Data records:
BEGIN

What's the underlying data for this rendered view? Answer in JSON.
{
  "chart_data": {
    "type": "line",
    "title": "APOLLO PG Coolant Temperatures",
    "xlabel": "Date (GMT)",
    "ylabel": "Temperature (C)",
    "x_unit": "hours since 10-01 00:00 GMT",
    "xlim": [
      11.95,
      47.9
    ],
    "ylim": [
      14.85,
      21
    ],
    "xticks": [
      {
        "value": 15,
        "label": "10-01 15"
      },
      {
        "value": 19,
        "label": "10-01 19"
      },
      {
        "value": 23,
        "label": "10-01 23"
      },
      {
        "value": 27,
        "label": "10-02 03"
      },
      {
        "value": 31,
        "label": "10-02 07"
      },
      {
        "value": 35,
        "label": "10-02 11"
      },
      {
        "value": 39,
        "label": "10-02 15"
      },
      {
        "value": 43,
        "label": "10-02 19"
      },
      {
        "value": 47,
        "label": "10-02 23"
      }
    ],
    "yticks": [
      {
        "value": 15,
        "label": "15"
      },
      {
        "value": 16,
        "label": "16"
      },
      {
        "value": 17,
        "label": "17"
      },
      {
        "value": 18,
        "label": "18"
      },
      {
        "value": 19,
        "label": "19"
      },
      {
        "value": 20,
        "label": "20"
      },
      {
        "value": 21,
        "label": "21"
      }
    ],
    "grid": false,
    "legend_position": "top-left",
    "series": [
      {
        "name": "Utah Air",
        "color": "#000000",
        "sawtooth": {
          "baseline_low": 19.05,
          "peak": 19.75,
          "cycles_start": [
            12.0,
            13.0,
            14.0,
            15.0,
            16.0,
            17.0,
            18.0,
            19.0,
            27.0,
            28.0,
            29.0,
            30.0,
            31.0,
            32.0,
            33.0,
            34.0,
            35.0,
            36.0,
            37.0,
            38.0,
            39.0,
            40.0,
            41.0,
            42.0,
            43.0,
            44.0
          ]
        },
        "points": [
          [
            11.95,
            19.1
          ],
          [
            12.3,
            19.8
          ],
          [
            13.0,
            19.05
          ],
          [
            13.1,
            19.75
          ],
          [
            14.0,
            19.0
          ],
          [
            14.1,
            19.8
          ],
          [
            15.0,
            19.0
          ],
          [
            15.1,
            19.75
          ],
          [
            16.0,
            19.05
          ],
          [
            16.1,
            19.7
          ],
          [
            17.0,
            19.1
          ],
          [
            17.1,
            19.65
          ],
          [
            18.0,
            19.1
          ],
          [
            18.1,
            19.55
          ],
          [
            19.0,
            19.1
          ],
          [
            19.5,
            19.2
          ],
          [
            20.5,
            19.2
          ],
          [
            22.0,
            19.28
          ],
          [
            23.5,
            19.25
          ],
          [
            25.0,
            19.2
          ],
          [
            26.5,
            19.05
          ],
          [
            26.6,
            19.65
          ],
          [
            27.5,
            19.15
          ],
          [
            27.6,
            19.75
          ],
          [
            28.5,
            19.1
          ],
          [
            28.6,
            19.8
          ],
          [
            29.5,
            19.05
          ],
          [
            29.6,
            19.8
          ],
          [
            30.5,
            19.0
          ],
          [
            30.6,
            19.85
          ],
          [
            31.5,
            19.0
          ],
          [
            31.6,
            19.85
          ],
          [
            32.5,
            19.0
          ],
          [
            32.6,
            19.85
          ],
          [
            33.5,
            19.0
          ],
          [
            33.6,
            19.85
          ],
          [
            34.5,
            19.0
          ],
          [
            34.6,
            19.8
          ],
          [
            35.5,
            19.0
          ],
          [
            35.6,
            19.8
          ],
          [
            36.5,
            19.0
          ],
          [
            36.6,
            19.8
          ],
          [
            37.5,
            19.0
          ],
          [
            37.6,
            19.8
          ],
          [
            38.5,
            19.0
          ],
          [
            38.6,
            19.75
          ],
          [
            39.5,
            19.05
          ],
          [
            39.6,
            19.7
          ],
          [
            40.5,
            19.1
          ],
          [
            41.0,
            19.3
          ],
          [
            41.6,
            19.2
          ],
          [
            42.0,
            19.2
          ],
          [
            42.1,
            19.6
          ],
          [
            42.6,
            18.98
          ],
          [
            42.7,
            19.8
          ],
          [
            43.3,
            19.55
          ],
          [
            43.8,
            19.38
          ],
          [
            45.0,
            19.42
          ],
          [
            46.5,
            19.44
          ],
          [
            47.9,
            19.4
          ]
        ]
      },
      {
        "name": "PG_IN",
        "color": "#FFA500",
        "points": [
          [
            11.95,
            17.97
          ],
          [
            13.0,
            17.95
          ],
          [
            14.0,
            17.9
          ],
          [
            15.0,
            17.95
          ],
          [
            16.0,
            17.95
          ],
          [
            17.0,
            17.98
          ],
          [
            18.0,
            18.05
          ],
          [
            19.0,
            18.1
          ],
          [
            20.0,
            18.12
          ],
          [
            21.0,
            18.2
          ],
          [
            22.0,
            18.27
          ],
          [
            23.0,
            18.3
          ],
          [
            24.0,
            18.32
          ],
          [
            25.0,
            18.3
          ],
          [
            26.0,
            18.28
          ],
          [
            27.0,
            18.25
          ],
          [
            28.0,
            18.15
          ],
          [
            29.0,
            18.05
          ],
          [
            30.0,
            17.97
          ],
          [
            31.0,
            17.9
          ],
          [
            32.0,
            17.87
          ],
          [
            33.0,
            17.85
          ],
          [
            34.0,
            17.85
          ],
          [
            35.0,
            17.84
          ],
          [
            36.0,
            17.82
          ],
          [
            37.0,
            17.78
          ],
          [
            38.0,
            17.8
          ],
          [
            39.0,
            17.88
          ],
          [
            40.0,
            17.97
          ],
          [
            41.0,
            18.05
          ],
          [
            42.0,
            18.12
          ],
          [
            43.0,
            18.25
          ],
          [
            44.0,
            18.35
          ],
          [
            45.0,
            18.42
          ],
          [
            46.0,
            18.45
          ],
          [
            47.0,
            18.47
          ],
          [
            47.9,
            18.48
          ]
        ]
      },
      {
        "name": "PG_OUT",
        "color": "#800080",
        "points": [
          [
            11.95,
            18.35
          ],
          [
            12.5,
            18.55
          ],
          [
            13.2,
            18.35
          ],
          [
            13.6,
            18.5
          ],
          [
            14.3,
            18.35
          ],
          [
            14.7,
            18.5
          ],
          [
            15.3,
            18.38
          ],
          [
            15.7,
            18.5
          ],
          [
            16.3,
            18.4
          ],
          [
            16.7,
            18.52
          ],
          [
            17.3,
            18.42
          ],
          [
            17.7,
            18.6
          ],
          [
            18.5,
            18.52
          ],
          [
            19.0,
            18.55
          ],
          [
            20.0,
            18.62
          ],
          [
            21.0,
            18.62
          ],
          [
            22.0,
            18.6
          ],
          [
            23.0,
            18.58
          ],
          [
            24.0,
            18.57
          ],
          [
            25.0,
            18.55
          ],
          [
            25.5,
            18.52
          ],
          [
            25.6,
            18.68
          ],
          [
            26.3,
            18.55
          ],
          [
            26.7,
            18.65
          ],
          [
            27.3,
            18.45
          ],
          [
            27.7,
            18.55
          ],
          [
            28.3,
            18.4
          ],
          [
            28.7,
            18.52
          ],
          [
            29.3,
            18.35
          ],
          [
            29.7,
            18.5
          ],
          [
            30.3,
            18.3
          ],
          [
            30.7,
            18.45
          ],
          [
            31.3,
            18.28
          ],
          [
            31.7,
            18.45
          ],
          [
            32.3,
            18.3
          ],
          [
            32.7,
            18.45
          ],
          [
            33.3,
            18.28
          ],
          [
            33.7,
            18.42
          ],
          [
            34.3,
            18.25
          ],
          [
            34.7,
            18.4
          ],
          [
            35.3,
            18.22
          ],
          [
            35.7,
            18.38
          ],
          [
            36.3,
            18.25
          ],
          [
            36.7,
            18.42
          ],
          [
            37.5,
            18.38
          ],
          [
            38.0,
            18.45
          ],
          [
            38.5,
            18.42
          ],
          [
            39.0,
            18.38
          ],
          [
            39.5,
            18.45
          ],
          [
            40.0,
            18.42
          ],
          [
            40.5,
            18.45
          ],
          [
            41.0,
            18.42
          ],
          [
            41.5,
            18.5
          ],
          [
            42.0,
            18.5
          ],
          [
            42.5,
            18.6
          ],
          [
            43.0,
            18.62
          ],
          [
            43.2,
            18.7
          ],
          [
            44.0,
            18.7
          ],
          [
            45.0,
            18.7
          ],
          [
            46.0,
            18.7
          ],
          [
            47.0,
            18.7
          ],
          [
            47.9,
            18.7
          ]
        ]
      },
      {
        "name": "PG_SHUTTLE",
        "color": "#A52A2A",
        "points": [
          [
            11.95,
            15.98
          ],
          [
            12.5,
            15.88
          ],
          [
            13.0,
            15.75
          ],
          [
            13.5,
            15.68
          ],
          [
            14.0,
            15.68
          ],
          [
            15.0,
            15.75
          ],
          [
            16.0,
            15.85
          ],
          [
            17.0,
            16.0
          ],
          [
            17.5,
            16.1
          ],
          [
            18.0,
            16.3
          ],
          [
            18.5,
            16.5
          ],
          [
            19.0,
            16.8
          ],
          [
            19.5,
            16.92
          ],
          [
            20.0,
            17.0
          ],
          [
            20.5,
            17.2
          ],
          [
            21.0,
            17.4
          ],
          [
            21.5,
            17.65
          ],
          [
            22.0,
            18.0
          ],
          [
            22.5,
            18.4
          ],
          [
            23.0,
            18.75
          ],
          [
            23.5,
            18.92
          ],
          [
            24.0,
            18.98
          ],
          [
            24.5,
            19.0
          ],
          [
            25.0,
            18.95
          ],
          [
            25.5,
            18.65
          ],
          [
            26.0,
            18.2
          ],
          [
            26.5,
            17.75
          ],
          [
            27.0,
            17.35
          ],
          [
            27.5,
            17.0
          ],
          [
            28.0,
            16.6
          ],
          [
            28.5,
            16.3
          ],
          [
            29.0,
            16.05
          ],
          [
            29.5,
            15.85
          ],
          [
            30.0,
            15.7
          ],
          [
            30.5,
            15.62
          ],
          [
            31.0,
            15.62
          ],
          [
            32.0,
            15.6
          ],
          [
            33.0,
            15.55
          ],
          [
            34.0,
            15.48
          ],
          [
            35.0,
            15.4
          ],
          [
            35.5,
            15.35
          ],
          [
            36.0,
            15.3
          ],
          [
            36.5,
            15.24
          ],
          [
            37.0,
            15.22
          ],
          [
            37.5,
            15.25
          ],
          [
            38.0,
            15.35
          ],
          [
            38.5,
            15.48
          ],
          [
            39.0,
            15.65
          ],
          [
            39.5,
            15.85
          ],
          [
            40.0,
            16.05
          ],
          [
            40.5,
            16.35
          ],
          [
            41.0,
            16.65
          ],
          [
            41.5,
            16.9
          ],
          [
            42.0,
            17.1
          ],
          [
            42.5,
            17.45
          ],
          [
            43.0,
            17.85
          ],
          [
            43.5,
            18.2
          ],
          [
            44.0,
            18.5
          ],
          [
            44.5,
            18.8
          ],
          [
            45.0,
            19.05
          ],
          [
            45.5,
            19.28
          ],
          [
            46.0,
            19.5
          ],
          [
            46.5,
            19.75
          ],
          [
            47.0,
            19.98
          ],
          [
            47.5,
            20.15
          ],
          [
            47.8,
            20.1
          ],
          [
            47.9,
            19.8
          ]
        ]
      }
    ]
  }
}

END

§ GIVEN INSTRUCTION:
Copy out each line of the data where the string "color" appears.

§ FINISHED EXERCISE:
        "color": "#000000",
        "color": "#FFA500",
        "color": "#800080",
        "color": "#A52A2A",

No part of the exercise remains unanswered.